(Records from a collection)
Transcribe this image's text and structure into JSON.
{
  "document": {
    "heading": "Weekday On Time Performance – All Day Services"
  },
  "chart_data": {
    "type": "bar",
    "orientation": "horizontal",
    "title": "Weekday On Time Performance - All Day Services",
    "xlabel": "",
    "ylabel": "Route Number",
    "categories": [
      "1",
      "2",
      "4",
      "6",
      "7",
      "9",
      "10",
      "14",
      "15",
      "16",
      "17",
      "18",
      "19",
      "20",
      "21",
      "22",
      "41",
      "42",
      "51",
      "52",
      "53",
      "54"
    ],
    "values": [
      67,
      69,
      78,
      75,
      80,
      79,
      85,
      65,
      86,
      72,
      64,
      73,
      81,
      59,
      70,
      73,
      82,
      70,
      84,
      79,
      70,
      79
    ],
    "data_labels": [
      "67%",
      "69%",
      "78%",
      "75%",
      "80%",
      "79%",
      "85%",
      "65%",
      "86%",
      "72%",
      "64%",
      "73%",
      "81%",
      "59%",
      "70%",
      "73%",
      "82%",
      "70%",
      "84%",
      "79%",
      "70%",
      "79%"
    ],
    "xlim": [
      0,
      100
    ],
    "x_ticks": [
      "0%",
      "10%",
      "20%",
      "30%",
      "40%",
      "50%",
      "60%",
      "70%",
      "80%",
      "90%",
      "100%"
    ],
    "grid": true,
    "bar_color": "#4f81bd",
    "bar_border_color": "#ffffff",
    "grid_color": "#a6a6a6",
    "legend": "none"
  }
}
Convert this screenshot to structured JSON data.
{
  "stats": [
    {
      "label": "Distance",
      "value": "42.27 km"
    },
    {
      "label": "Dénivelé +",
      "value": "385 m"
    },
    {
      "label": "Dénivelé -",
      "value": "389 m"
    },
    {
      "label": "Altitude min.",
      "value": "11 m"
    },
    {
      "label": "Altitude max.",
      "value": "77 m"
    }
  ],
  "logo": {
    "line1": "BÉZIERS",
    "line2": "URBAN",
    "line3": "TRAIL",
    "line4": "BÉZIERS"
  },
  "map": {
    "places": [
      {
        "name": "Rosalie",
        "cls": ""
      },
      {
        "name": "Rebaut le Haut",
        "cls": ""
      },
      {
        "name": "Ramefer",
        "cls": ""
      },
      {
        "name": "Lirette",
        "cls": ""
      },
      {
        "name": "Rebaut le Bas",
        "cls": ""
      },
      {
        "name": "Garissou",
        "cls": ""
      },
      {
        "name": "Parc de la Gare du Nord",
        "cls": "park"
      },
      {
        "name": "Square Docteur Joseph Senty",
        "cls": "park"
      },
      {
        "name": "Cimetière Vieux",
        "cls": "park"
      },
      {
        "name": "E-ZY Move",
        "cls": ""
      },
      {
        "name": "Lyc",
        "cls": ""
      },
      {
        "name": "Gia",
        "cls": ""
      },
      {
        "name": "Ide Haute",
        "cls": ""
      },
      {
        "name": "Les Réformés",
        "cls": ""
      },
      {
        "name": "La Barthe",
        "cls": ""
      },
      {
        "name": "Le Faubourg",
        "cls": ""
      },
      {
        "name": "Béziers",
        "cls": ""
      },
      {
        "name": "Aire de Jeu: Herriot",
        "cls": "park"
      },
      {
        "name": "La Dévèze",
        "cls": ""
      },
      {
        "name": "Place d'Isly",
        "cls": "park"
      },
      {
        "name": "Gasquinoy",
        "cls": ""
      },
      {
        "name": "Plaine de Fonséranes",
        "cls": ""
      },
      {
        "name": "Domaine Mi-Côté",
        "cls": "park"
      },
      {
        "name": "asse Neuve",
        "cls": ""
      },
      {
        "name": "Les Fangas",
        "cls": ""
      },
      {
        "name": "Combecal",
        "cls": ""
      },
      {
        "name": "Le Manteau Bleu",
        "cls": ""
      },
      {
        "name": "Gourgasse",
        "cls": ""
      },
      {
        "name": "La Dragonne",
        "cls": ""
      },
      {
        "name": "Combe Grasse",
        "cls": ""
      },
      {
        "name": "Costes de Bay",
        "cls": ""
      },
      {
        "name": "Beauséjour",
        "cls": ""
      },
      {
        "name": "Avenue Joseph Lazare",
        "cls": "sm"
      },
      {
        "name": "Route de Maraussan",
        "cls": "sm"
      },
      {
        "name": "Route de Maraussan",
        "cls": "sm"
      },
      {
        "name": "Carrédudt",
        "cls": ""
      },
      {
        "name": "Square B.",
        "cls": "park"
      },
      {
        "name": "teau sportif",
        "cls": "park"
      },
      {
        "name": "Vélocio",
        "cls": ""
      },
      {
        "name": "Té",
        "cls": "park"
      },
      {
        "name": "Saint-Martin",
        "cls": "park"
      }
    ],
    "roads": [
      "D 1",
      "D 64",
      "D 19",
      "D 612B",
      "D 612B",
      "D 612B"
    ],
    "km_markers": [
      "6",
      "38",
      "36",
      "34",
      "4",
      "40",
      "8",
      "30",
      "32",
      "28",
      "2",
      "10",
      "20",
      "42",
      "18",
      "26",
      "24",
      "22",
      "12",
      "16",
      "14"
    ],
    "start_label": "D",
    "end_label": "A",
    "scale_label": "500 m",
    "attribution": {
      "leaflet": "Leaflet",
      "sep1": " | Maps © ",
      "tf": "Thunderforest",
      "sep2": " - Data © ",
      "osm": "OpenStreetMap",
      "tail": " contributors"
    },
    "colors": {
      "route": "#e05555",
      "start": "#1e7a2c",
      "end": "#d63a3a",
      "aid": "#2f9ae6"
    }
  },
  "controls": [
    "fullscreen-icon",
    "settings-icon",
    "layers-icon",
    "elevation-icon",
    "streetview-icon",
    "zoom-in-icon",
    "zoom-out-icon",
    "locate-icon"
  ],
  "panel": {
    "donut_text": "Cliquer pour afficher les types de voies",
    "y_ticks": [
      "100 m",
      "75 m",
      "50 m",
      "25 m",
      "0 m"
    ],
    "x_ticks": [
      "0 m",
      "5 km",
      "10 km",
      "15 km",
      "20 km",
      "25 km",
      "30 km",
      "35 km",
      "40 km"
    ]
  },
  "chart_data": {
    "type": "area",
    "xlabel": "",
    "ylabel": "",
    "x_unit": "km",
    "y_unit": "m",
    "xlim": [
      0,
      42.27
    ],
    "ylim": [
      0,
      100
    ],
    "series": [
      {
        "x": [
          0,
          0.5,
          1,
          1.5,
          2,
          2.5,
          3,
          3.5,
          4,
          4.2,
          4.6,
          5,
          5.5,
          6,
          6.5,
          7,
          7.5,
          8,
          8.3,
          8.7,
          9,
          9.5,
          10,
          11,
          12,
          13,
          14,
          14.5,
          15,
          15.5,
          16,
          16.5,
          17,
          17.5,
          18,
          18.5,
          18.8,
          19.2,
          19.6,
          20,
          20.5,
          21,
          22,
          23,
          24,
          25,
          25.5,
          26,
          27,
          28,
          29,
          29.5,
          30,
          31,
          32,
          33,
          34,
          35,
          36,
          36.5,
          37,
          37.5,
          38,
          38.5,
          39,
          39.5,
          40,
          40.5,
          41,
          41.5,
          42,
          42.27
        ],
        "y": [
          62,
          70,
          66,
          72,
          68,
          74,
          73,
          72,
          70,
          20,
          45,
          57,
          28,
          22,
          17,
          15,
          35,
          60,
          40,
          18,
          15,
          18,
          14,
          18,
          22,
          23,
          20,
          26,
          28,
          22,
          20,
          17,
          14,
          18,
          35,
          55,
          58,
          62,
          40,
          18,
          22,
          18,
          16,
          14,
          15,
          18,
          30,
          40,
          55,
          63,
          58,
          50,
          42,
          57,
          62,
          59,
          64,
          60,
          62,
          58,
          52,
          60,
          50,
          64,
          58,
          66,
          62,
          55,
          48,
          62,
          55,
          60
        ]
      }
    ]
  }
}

__Exercise brief__
Every line above needs to be retyped exactly.

__Solution for this problem__
Transcribe this image's text and structure into JSON.
{
  "document": {
    "heading": "Weekday On Time Performance – All Day Services"
  },
  "chart_data": {
    "type": "bar",
    "orientation": "horizontal",
    "title": "Weekday On Time Performance - All Day Services",
    "xlabel": "",
    "ylabel": "Route Number",
    "categories": [
      "1",
      "2",
      "4",
      "6",
      "7",
      "9",
      "10",
      "14",
      "15",
      "16",
      "17",
      "18",
      "19",
      "20",
      "21",
      "22",
      "41",
      "42",
      "51",
      "52",
      "53",
      "54"
    ],
    "values": [
      67,
      69,
      78,
      75,
      80,
      79,
      85,
      65,
      86,
      72,
      64,
      73,
      81,
      59,
      70,
      73,
      82,
      70,
      84,
      79,
      70,
      79
    ],
    "data_labels": [
      "67%",
      "69%",
      "78%",
      "75%",
      "80%",
      "79%",
      "85%",
      "65%",
      "86%",
      "72%",
      "64%",
      "73%",
      "81%",
      "59%",
      "70%",
      "73%",
      "82%",
      "70%",
      "84%",
      "79%",
      "70%",
      "79%"
    ],
    "xlim": [
      0,
      100
    ],
    "x_ticks": [
      "0%",
      "10%",
      "20%",
      "30%",
      "40%",
      "50%",
      "60%",
      "70%",
      "80%",
      "90%",
      "100%"
    ],
    "grid": true,
    "bar_color": "#4f81bd",
    "bar_border_color": "#ffffff",
    "grid_color": "#a6a6a6",
    "legend": "none"
  }
}
Convert this screenshot to structured JSON data.
{
  "stats": [
    {
      "label": "Distance",
      "value": "42.27 km"
    },
    {
      "label": "Dénivelé +",
      "value": "385 m"
    },
    {
      "label": "Dénivelé -",
      "value": "389 m"
    },
    {
      "label": "Altitude min.",
      "value": "11 m"
    },
    {
      "label": "Altitude max.",
      "value": "77 m"
    }
  ],
  "logo": {
    "line1": "BÉZIERS",
    "line2": "URBAN",
    "line3": "TRAIL",
    "line4": "BÉZIERS"
  },
  "map": {
    "places": [
      {
        "name": "Rosalie",
        "cls": ""
      },
      {
        "name": "Rebaut le Haut",
        "cls": ""
      },
      {
        "name": "Ramefer",
        "cls": ""
      },
      {
        "name": "Lirette",
        "cls": ""
      },
      {
        "name": "Rebaut le Bas",
        "cls": ""
      },
      {
        "name": "Garissou",
        "cls": ""
      },
      {
        "name": "Parc de la Gare du Nord",
        "cls": "park"
      },
      {
        "name": "Square Docteur Joseph Senty",
        "cls": "park"
      },
      {
        "name": "Cimetière Vieux",
        "cls": "park"
      },
      {
        "name": "E-ZY Move",
        "cls": ""
      },
      {
        "name": "Lyc",
        "cls": ""
      },
      {
        "name": "Gia",
        "cls": ""
      },
      {
        "name": "Ide Haute",
        "cls": ""
      },
      {
        "name": "Les Réformés",
        "cls": ""
      },
      {
        "name": "La Barthe",
        "cls": ""
      },
      {
        "name": "Le Faubourg",
        "cls": ""
      },
      {
        "name": "Béziers",
        "cls": ""
      },
      {
        "name": "Aire de Jeu: Herriot",
        "cls": "park"
      },
      {
        "name": "La Dévèze",
        "cls": ""
      },
      {
        "name": "Place d'Isly",
        "cls": "park"
      },
      {
        "name": "Gasquinoy",
        "cls": ""
      },
      {
        "name": "Plaine de Fonséranes",
        "cls": ""
      },
      {
        "name": "Domaine Mi-Côté",
        "cls": "park"
      },
      {
        "name": "asse Neuve",
        "cls": ""
      },
      {
        "name": "Les Fangas",
        "cls": ""
      },
      {
        "name": "Combecal",
        "cls": ""
      },
      {
        "name": "Le Manteau Bleu",
        "cls": ""
      },
      {
        "name": "Gourgasse",
        "cls": ""
      },
      {
        "name": "La Dragonne",
        "cls": ""
      },
      {
        "name": "Combe Grasse",
        "cls": ""
      },
      {
        "name": "Costes de Bay",
        "cls": ""
      },
      {
        "name": "Beauséjour",
        "cls": ""
      },
      {
        "name": "Avenue Joseph Lazare",
        "cls": "sm"
      },
      {
        "name": "Route de Maraussan",
        "cls": "sm"
      },
      {
        "name": "Route de Maraussan",
        "cls": "sm"
      },
      {
        "name": "Carrédudt",
        "cls": ""
      },
      {
        "name": "Square B.",
        "cls": "park"
      },
      {
        "name": "teau sportif",
        "cls": "park"
      },
      {
        "name": "Vélocio",
        "cls": ""
      },
      {
        "name": "Té",
        "cls": "park"
      },
      {
        "name": "Saint-Martin",
        "cls": "park"
      }
    ],
    "roads": [
      "D 1",
      "D 64",
      "D 19",
      "D 612B",
      "D 612B",
      "D 612B"
    ],
    "km_markers": [
      "6",
      "38",
      "36",
      "34",
      "4",
      "40",
      "8",
      "30",
      "32",
      "28",
      "2",
      "10",
      "20",
      "42",
      "18",
      "26",
      "24",
      "22",
      "12",
      "16",
      "14"
    ],
    "start_label": "D",
    "end_label": "A",
    "scale_label": "500 m",
    "attribution": {
      "leaflet": "Leaflet",
      "sep1": " | Maps © ",
      "tf": "Thunderforest",
      "sep2": " - Data © ",
      "osm": "OpenStreetMap",
      "tail": " contributors"
    },
    "colors": {
      "route": "#e05555",
      "start": "#1e7a2c",
      "end": "#d63a3a",
      "aid": "#2f9ae6"
    }
  },
  "controls": [
    "fullscreen-icon",
    "settings-icon",
    "layers-icon",
    "elevation-icon",
    "streetview-icon",
    "zoom-in-icon",
    "zoom-out-icon",
    "locate-icon"
  ],
  "panel": {
    "donut_text": "Cliquer pour afficher les types de voies",
    "y_ticks": [
      "100 m",
      "75 m",
      "50 m",
      "25 m",
      "0 m"
    ],
    "x_ticks": [
      "0 m",
      "5 km",
      "10 km",
      "15 km",
      "20 km",
      "25 km",
      "30 km",
      "35 km",
      "40 km"
    ]
  },
  "chart_data": {
    "type": "area",
    "xlabel": "",
    "ylabel": "",
    "x_unit": "km",
    "y_unit": "m",
    "xlim": [
      0,
      42.27
    ],
    "ylim": [
      0,
      100
    ],
    "series": [
      {
        "x": [
          0,
          0.5,
          1,
          1.5,
          2,
          2.5,
          3,
          3.5,
          4,
          4.2,
          4.6,
          5,
          5.5,
          6,
          6.5,
          7,
          7.5,
          8,
          8.3,
          8.7,
          9,
          9.5,
          10,
          11,
          12,
          13,
          14,
          14.5,
          15,
          15.5,
          16,
          16.5,
          17,
          17.5,
          18,
          18.5,
          18.8,
          19.2,
          19.6,
          20,
          20.5,
          21,
          22,
          23,
          24,
          25,
          25.5,
          26,
          27,
          28,
          29,
          29.5,
          30,
          31,
          32,
          33,
          34,
          35,
          36,
          36.5,
          37,
          37.5,
          38,
          38.5,
          39,
          39.5,
          40,
          40.5,
          41,
          41.5,
          42,
          42.27
        ],
        "y": [
          62,
          70,
          66,
          72,
          68,
          74,
          73,
          72,
          70,
          20,
          45,
          57,
          28,
          22,
          17,
          15,
          35,
          60,
          40,
          18,
          15,
          18,
          14,
          18,
          22,
          23,
          20,
          26,
          28,
          22,
          20,
          17,
          14,
          18,
          35,
          55,
          58,
          62,
          40,
          18,
          22,
          18,
          16,
          14,
          15,
          18,
          30,
          40,
          55,
          63,
          58,
          50,
          42,
          57,
          62,
          59,
          64,
          60,
          62,
          58,
          52,
          60,
          50,
          64,
          58,
          66,
          62,
          55,
          48,
          62,
          55,
          60
        ]
      }
    ]
  }
}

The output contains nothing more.